• [Stated problem]
Which lines in the records below contain the word "Temperature"? Copy each one out.

• [Rows]
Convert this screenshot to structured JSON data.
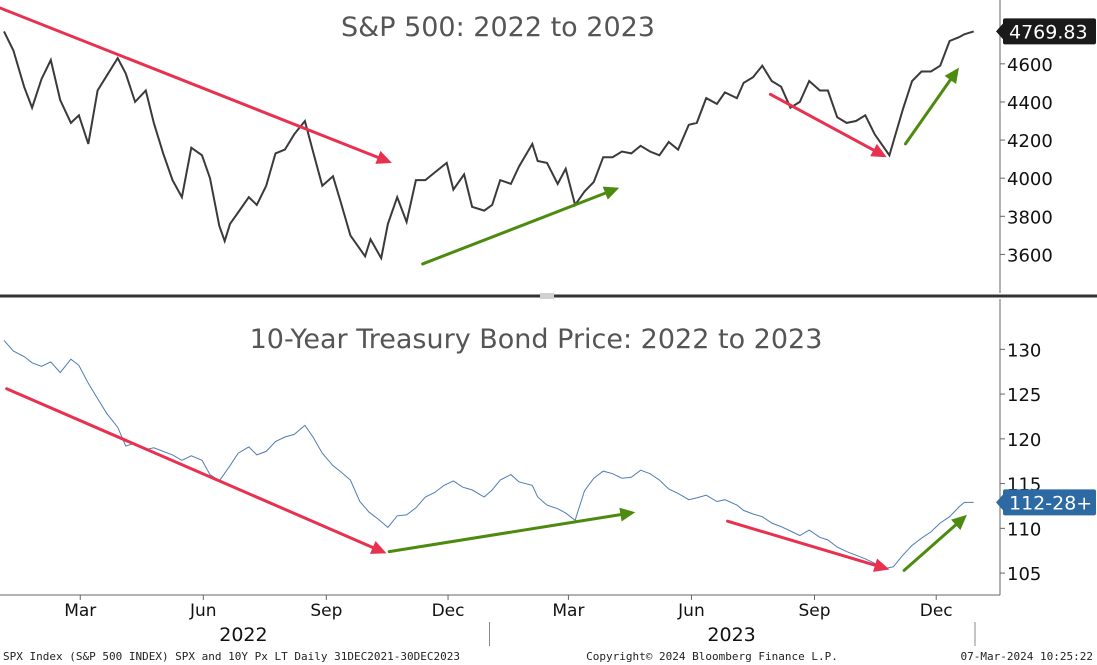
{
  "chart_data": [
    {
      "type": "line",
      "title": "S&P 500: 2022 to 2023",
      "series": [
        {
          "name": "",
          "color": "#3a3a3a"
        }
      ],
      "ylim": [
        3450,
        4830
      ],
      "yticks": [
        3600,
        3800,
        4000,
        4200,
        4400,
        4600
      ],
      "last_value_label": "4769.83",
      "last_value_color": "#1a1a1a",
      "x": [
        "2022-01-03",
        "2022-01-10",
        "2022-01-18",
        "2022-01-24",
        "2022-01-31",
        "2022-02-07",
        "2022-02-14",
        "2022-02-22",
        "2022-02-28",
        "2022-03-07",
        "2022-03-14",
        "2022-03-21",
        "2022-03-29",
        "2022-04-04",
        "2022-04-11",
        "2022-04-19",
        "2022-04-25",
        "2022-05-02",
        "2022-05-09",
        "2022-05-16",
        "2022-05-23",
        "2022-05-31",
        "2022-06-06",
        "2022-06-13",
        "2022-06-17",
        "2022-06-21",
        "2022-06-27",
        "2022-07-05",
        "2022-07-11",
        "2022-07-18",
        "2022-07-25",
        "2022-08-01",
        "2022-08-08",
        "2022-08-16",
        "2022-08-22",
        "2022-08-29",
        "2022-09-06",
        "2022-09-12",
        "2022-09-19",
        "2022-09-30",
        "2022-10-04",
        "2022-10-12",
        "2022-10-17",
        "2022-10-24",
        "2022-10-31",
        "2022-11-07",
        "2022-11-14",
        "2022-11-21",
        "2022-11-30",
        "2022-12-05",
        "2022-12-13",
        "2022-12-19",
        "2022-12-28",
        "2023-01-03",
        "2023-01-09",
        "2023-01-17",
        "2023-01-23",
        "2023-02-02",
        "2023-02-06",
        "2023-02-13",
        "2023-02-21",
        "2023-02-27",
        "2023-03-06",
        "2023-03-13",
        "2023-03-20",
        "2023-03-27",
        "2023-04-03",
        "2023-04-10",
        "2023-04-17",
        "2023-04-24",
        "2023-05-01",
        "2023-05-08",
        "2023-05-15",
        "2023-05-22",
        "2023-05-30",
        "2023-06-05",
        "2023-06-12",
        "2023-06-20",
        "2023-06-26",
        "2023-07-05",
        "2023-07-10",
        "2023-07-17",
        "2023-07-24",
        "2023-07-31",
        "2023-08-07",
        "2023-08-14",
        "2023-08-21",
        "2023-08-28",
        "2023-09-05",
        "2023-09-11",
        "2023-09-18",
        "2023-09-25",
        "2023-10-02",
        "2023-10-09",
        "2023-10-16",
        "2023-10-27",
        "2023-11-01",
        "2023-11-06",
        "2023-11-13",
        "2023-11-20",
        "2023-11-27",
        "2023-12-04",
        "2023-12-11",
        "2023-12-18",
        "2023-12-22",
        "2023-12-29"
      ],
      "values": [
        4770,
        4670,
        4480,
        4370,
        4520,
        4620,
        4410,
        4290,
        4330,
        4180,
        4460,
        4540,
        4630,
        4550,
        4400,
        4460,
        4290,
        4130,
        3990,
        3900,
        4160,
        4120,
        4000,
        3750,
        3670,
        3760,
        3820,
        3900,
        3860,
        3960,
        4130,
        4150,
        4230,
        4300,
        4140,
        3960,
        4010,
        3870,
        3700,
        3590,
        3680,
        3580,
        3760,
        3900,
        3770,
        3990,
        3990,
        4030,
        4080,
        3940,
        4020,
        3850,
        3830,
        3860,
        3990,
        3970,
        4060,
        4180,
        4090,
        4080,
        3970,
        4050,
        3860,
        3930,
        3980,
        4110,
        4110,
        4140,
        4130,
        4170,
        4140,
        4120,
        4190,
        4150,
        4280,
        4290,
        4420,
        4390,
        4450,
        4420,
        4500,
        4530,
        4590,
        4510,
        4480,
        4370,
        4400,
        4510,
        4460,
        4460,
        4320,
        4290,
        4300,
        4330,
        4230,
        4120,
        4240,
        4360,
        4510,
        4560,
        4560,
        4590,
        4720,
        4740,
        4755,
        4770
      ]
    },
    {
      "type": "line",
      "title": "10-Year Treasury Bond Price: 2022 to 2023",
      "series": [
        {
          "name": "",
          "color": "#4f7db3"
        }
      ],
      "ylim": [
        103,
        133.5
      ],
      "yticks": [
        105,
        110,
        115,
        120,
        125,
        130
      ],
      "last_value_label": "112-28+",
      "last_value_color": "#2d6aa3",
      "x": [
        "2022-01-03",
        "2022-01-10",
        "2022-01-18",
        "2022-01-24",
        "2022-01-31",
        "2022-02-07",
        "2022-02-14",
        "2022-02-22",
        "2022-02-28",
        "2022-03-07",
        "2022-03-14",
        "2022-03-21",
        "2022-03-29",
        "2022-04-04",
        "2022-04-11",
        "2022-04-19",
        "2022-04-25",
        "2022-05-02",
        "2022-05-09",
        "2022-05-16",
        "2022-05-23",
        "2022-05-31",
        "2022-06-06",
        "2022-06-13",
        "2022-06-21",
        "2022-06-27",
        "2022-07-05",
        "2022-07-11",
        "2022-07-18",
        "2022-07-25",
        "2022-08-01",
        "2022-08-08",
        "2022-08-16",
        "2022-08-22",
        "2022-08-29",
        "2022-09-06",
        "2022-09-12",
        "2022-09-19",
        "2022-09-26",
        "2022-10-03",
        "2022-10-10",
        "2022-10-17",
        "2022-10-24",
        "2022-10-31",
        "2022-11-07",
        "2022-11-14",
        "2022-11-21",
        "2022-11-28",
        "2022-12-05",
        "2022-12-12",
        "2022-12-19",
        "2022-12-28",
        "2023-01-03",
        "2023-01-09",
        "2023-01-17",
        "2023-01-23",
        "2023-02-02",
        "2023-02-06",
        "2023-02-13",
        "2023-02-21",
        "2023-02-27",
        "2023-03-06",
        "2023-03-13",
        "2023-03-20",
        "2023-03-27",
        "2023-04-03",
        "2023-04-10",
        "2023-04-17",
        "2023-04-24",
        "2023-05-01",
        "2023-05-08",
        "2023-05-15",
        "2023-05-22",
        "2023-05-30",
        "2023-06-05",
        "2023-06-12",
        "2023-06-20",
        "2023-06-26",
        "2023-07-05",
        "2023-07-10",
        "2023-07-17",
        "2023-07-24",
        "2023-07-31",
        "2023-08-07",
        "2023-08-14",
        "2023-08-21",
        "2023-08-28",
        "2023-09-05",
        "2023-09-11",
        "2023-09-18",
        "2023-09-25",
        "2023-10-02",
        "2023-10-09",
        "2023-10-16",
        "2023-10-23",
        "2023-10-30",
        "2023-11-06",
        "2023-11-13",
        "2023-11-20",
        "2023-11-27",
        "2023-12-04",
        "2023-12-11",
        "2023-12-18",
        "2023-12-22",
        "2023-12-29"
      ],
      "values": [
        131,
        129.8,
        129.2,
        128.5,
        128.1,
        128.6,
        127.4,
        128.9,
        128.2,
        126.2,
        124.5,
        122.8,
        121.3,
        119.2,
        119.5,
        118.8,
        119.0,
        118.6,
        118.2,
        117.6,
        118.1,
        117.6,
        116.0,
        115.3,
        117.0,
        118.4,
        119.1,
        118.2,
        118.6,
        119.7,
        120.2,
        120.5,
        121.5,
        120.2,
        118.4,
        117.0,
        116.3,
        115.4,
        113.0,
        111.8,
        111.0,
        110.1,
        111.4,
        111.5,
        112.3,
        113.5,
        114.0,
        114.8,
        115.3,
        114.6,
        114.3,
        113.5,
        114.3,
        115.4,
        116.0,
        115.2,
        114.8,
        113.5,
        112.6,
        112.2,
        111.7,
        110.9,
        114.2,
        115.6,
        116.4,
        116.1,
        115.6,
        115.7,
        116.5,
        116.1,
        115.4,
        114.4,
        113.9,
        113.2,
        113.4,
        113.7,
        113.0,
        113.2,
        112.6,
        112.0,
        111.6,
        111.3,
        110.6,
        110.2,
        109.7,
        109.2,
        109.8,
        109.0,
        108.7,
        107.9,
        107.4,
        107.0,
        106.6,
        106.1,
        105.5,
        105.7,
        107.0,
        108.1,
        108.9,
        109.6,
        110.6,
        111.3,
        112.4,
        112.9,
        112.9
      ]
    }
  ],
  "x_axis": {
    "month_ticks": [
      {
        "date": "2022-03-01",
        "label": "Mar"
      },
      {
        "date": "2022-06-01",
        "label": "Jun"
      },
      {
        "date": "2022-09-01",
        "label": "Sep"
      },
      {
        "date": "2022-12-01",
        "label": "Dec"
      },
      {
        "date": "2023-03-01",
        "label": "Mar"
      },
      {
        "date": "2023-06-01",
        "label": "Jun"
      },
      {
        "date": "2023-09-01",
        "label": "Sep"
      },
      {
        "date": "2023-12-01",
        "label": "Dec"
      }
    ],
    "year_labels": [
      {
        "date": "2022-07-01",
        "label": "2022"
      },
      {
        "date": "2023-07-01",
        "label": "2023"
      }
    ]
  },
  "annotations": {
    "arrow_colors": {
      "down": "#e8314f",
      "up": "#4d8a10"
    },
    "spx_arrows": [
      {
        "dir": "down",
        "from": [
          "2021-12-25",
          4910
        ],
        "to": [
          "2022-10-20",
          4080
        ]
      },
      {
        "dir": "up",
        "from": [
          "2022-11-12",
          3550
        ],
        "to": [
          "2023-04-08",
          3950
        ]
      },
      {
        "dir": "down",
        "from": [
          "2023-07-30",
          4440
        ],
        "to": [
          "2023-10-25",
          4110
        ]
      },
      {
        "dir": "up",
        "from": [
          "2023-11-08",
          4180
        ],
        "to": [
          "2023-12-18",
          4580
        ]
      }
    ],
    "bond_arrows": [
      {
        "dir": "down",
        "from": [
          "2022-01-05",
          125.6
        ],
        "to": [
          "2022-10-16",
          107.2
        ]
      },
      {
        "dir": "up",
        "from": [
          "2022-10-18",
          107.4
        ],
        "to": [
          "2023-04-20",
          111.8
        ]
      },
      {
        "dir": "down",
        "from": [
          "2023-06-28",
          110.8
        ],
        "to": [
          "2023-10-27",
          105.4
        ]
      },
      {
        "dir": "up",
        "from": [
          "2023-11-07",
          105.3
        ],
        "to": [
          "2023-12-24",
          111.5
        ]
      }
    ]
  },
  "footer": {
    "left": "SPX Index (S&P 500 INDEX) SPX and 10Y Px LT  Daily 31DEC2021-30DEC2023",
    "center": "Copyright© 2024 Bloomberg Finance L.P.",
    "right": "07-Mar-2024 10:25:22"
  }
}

...

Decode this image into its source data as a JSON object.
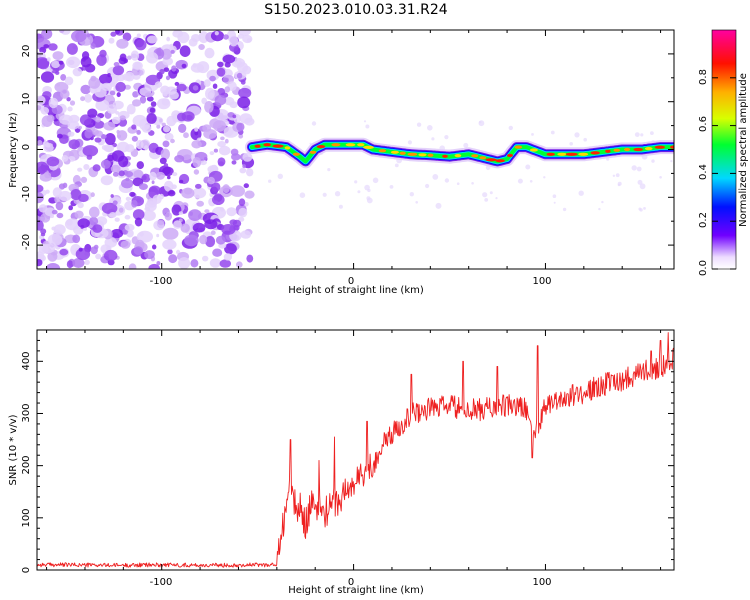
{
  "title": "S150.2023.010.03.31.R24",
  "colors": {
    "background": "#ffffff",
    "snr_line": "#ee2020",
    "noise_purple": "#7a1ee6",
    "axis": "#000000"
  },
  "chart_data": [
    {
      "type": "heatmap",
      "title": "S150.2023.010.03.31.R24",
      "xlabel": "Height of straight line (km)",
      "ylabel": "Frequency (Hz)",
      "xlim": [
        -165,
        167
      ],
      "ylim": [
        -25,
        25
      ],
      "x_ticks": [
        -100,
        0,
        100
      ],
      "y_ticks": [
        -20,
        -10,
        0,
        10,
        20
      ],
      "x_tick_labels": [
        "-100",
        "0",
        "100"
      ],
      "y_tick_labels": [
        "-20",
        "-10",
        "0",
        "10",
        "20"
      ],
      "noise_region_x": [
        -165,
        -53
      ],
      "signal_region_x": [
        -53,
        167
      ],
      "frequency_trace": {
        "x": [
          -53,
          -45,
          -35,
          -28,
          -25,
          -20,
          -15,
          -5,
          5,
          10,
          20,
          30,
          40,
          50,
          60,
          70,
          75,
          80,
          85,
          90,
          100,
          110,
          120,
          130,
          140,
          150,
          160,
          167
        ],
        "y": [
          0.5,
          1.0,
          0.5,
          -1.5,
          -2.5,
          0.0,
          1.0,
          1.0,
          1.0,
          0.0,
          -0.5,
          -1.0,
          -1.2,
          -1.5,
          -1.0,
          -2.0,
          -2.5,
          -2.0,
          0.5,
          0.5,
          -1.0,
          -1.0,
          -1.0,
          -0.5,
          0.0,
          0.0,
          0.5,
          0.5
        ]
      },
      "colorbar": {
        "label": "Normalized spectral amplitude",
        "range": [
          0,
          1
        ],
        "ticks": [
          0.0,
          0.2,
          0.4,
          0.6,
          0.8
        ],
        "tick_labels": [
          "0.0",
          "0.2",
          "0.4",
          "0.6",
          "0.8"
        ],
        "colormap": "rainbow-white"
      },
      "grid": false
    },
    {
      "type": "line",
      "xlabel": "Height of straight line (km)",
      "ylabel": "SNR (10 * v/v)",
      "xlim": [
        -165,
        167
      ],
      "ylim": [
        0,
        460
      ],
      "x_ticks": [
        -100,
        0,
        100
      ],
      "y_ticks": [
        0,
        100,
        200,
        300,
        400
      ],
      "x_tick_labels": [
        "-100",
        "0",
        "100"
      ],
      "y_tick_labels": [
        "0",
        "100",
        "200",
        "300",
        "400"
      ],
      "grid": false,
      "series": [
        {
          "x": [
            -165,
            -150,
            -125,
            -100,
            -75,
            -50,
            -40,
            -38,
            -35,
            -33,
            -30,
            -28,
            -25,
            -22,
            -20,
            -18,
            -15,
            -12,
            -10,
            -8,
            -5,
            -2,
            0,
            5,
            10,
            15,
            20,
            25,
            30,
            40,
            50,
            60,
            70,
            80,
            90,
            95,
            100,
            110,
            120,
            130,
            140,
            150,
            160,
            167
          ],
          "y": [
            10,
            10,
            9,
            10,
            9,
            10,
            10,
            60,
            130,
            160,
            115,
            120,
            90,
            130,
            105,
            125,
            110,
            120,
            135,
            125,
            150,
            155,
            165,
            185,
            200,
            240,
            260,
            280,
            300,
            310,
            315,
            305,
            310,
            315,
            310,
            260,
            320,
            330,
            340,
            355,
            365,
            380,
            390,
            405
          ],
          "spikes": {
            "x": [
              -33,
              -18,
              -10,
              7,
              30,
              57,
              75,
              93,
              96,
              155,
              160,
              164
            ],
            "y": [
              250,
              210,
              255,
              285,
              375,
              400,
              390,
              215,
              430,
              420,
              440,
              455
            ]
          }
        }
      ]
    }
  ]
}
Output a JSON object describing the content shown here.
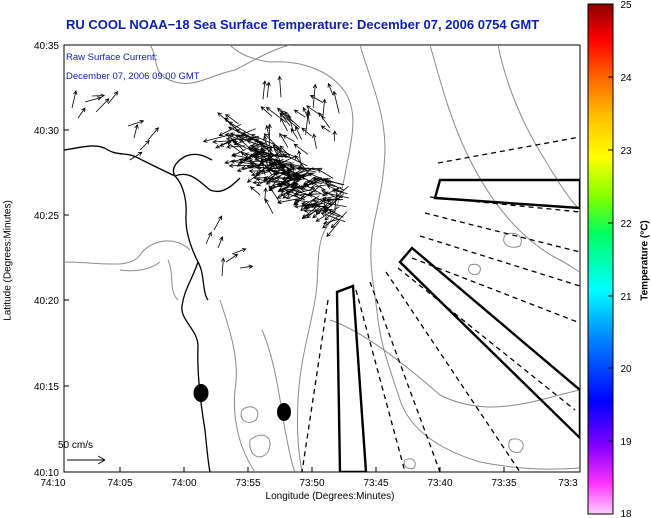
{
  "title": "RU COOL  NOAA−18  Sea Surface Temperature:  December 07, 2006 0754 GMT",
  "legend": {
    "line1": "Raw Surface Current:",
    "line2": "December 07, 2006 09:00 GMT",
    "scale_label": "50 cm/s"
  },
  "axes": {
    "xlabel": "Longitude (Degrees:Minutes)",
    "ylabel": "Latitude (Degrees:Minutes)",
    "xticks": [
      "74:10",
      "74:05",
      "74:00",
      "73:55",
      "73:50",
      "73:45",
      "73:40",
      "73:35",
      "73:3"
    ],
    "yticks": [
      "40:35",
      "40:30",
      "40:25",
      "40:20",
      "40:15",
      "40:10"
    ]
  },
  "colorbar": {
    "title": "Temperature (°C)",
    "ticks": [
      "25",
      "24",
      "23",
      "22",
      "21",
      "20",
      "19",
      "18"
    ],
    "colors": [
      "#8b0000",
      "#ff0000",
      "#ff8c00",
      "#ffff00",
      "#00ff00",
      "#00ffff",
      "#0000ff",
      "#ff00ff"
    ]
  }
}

• [Solution to the problem]
  "title": "RU COOL  NOAA−18  Sea Surface Temperature:  December 07, 2006 0754 GMT",
    "title": "Temperature (°C)",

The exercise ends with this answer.